— Begin TEXT BLOCK —

Microsoft's ancient circa-1997 Indexing Service gets no respect. And that's a shame, because it's a surprisingly decent content indexing engine that supports arbitrary metadata. Sure, there may be better choices, but Indexing Service's saving grace is that it's completely free. It's a default component of Windows 2000, Windows XP Pro, and Windows 2003 Server. And I'll show you how you can programmatically query it from .NET, too.
I have often wondered (and not yet found time to find out) whether the data gathered by the indexing service remains secure or whether it can be used to gain insight into documents you would otherwise have no access to.
One of the reasons why I never got into using the context menu properties dialog custom fields for documents in Windows Explorer is that the MRU list seems to be shared between all user accounts, so comments placed against files can be read by anyone regardless of permissions just by opening a combo box list (at least this was the case when I last tried it).* This then triggered the suspicion that perhaps the indexing service also needed some testing effort before trusting it to make sure that it didn’t have the same problem, at which point it seemed too much bother. A good example of the sort of obvious vital questions that documentation typically never covers.
*The other reason was that many applications recreate their documents files when editing so anything you put in there has only the odd chance of being retained over time.
I did some performance testing of Index Server using the BBS and MAGAZINE archives of http://www.textfiles.com . That’s 16,164 textfiles in 358 folders (408 megabytes total). The catalog.wci index folder was 123 megabytes. With that corpus, I got query times of…
“bbs”, 7262 rows, ~400 ms
"phreak", 848 rows, ~50 ms
"hack", 2602 rows, ~135 ms
"apple", 1910 rows, ~100 ms
"atwood", 16 rows, ~5 ms
The number of results returned is obviously critical to Index Server performance, which makes it even more of a shame that I couldn’t get paging to work. Luckily the MaxRecords property works fine to restrict the total # of results.

— End TEXT BLOCK —

### WHAT THIS EXERCISE ASKS:
1 > According to the Indexing Service text, how large was the catalog.wci index folder?
2 > Write a continuation of the Indexing Service text, picking up after its final sentence.

— Begin DATA EXCERPTS —

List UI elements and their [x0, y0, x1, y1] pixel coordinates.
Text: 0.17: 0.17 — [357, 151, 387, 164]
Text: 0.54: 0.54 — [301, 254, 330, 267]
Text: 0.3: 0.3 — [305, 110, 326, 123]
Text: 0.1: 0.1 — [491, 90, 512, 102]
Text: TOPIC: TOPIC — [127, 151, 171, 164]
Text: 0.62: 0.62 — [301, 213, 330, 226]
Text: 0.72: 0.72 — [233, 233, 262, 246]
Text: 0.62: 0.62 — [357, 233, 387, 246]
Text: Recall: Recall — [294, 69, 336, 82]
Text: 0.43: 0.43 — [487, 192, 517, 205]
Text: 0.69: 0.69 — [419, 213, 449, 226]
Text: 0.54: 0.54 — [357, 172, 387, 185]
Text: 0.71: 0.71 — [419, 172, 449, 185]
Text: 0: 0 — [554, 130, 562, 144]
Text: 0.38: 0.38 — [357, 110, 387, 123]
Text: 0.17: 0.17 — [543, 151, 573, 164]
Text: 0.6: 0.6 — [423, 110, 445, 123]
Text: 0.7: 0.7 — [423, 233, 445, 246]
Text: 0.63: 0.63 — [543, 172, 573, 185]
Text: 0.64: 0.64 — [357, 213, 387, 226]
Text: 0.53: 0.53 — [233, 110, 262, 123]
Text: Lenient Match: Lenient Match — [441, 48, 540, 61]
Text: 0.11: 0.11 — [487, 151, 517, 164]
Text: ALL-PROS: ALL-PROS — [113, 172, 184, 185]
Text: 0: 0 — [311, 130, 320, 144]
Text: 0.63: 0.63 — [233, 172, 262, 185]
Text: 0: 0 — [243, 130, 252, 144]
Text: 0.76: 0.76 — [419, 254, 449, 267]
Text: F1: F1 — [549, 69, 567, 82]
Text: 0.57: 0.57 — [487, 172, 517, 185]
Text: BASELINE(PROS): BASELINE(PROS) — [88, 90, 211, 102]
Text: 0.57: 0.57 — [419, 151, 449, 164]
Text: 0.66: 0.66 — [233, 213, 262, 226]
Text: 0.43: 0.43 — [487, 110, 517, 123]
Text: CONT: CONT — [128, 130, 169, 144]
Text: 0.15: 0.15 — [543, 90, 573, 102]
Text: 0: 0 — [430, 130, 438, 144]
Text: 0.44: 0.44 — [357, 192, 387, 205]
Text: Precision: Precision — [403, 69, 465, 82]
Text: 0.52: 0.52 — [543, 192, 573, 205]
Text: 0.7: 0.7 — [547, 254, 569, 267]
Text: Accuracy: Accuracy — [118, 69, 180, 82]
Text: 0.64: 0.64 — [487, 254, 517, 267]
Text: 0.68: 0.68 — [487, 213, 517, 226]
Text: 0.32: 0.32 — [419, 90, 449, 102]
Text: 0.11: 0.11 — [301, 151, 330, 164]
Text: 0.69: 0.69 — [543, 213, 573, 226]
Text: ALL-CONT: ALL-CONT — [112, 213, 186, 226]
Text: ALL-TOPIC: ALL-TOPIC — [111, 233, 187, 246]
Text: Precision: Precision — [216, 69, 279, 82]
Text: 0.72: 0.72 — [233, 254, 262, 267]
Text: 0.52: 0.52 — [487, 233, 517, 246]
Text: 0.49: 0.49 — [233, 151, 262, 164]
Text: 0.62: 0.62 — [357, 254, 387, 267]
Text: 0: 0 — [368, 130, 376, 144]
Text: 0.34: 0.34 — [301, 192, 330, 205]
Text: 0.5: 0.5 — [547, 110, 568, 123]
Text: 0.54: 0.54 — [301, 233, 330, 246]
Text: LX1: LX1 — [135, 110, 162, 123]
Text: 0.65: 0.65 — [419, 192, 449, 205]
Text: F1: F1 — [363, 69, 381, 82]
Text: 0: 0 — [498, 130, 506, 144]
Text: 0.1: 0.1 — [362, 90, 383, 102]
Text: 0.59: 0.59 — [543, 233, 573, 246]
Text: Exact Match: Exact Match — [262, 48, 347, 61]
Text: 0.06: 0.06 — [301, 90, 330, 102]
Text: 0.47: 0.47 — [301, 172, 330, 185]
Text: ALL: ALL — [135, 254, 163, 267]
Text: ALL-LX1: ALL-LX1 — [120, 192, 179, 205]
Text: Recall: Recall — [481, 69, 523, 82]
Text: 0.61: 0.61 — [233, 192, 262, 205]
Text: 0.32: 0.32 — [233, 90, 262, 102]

— End DATA EXCERPTS —

### RESPONSES TO THE EXERCISE:
1 > 123 megabytes

2 >
I have an entirely dumb question here, which is how this compares with various desktop-search utilities (for example, the one from that search company with the big G, little o.)
Great post! I have another dumb question, how would you apply this to index a database drive ASP.NET site apart from having the site generate static html files?
how this compares with various desktop-search utilities
I am totally unclear how Index Server cooperates with the standard Windows Search, if at all. I’m not sure it does. There’s also that Advanced button in the file and folder properties dialog which contains a “For fast searching, allow Indexing Service to index this folder” checkbox.
In general, as a standard desktop search, it’s pretty weak. But as a basic indexing solution for programmers, it’s not bad.
apart from having the site generate static html files?
You got it. Indexing Service can only index files in the filesystem. There would have to be some kind of background or batch process that periodically generated HTML files that represent your database to a series of folders. With the META tags properties, this is totally feasible. I have it on good authority that http://www.drugstore.com still indexes its site this way, for example.
I’m sure it’s possible to come up with a fancier solution, but hey, this one is free!
Very nice article. I have been wondering if there was a way to index and display MetaData. This is probably the best information on the Indexing Service that I have found from around the internet, especially related to .NET integration.
There are free solutions out there that are a lot easier to deploy. Yes, this search engine ships as part of windows, but it is a huge pain to configure, it is opaque and generally confusing.
Have a question, which is cifferent from what you have posted here., but thought you guys can probably answer my question.
How do i change the default location of the catalog.wci directory. I have a web server that has c and d drive and the c is getting filled up. catalog.wci file is ~1.3Gb and is growing taking up the space on the cdrive. i want to change the path to d drive … like d:\inetpub from its default location c:\inetpub. i have researched and found that the locatiion is set in the registry set: HKEY_LOCAL_MACHINE\SYSTEM\CurrentControlSet\Control\ContentIndex
and specifically the key "ISAPIDefaultCatalogDirectory"
but when i look it up in the registry of the machine in question it just shows "Web"
Any idea how I can change this?
are there are implications to this change?
The catalog has hooks in the filesystem. It should update more or less automatically as files are added, deleted, or changed in the underlying filesystem.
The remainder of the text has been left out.